*GIVEN PROBLEM*: Omit images. Retype all entries verbatim.

*Records from a collection*:
Begin

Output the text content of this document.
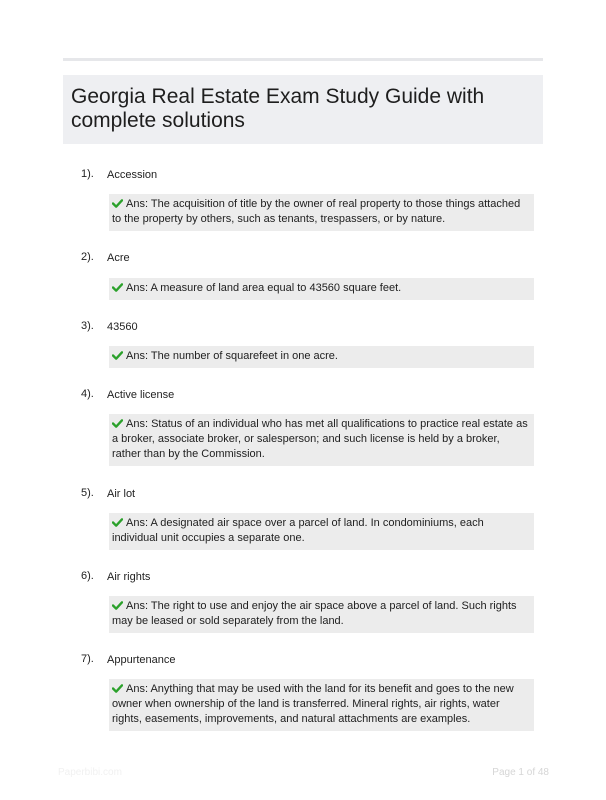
Georgia Real Estate Exam Study Guide with complete solutions
1). Accession
Ans: The acquisition of title by the owner of real property to those things attached to the property by others, such as tenants, trespassers, or by nature.
2). Acre
Ans: A measure of land area equal to 43560 square feet.
3). 43560
Ans: The number of squarefeet in one acre.
4). Active license
Ans: Status of an individual who has met all qualifications to practice real estate as a broker, associate broker, or salesperson; and such license is held by a broker, rather than by the Commission.
5). Air lot
Ans: A designated air space over a parcel of land. In condominiums, each individual unit occupies a separate one.
6). Air rights
Ans: The right to use and enjoy the air space above a parcel of land. Such rights may be leased or sold separately from the land.
7). Appurtenance
Ans: Anything that may be used with the land for its benefit and goes to the new owner when ownership of the land is transferred. Mineral rights, air rights, water rights, easements, improvements, and natural attachments are examples.
Paperbibi.com	Page 1 of 48
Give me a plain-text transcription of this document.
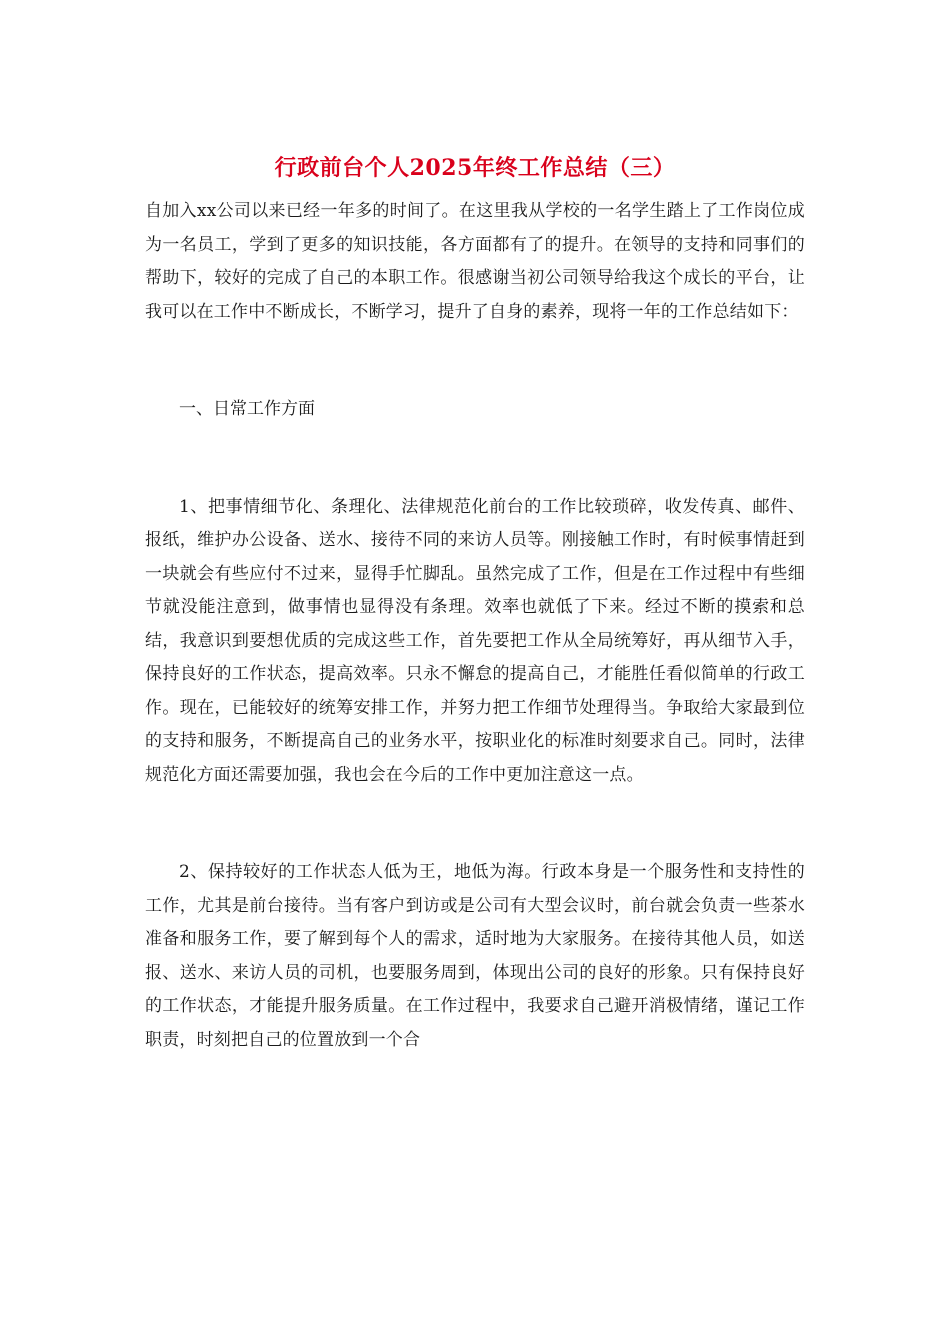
行政前台个人2025年终工作总结（三）

自加入xx公司以来已经一年多的时间了。在这里我从学校的一名学生踏上了工作岗位成为一名员工，学到了更多的知识技能，各方面都有了的提升。在领导的支持和同事们的帮助下，较好的完成了自己的本职工作。很感谢当初公司领导给我这个成长的平台，让我可以在工作中不断成长，不断学习，提升了自身的素养，现将一年的工作总结如下：

一、日常工作方面

1、把事情细节化、条理化、法律规范化前台的工作比较琐碎，收发传真、邮件、报纸，维护办公设备、送水、接待不同的来访人员等。刚接触工作时，有时候事情赶到一块就会有些应付不过来，显得手忙脚乱。虽然完成了工作，但是在工作过程中有些细节就没能注意到，做事情也显得没有条理。效率也就低了下来。经过不断的摸索和总结，我意识到要想优质的完成这些工作，首先要把工作从全局统筹好，再从细节入手，保持良好的工作状态，提高效率。只永不懈怠的提高自己，才能胜任看似简单的行政工作。现在，已能较好的统筹安排工作，并努力把工作细节处理得当。争取给大家最到位的支持和服务，不断提高自己的业务水平，按职业化的标准时刻要求自己。同时，法律规范化方面还需要加强，我也会在今后的工作中更加注意这一点。

2、保持较好的工作状态人低为王，地低为海。行政本身是一个服务性和支持性的工作，尤其是前台接待。当有客户到访或是公司有大型会议时，前台就会负责一些茶水准备和服务工作，要了解到每个人的需求，适时地为大家服务。在接待其他人员，如送报、送水、来访人员的司机，也要服务周到，体现出公司的良好的形象。只有保持良好的工作状态，才能提升服务质量。在工作过程中，我要求自己避开消极情绪，谨记工作职责，时刻把自己的位置放到一个合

End

*EXERCISE ANSWER*:
Output the text content of this document.
Georgia Real Estate Exam Study Guide with complete solutions
1). Accession
Ans: The acquisition of title by the owner of real property to those things attached to the property by others, such as tenants, trespassers, or by nature.
2). Acre
Ans: A measure of land area equal to 43560 square feet.
3). 43560
Ans: The number of squarefeet in one acre.
4). Active license
Ans: Status of an individual who has met all qualifications to practice real estate as a broker, associate broker, or salesperson; and such license is held by a broker, rather than by the Commission.
5). Air lot
Ans: A designated air space over a parcel of land. In condominiums, each individual unit occupies a separate one.
6). Air rights
Ans: The right to use and enjoy the air space above a parcel of land. Such rights may be leased or sold separately from the land.
7). Appurtenance
Ans: Anything that may be used with the land for its benefit and goes to the new owner when ownership of the land is transferred. Mineral rights, air rights, water rights, easements, improvements, and natural attachments are examples.
Paperbibi.com	Page 1 of 48
Give me a plain-text transcription of this document.
行政前台个人2025年终工作总结（三）

自加入xx公司以来已经一年多的时间了。在这里我从学校的一名学生踏上了工作岗位成为一名员工，学到了更多的知识技能，各方面都有了的提升。在领导的支持和同事们的帮助下，较好的完成了自己的本职工作。很感谢当初公司领导给我这个成长的平台，让我可以在工作中不断成长，不断学习，提升了自身的素养，现将一年的工作总结如下：

一、日常工作方面

1、把事情细节化、条理化、法律规范化前台的工作比较琐碎，收发传真、邮件、报纸，维护办公设备、送水、接待不同的来访人员等。刚接触工作时，有时候事情赶到一块就会有些应付不过来，显得手忙脚乱。虽然完成了工作，但是在工作过程中有些细节就没能注意到，做事情也显得没有条理。效率也就低了下来。经过不断的摸索和总结，我意识到要想优质的完成这些工作，首先要把工作从全局统筹好，再从细节入手，保持良好的工作状态，提高效率。只永不懈怠的提高自己，才能胜任看似简单的行政工作。现在，已能较好的统筹安排工作，并努力把工作细节处理得当。争取给大家最到位的支持和服务，不断提高自己的业务水平，按职业化的标准时刻要求自己。同时，法律规范化方面还需要加强，我也会在今后的工作中更加注意这一点。

2、保持较好的工作状态人低为王，地低为海。行政本身是一个服务性和支持性的工作，尤其是前台接待。当有客户到访或是公司有大型会议时，前台就会负责一些茶水准备和服务工作，要了解到每个人的需求，适时地为大家服务。在接待其他人员，如送报、送水、来访人员的司机，也要服务周到，体现出公司的良好的形象。只有保持良好的工作状态，才能提升服务质量。在工作过程中，我要求自己避开消极情绪，谨记工作职责，时刻把自己的位置放到一个合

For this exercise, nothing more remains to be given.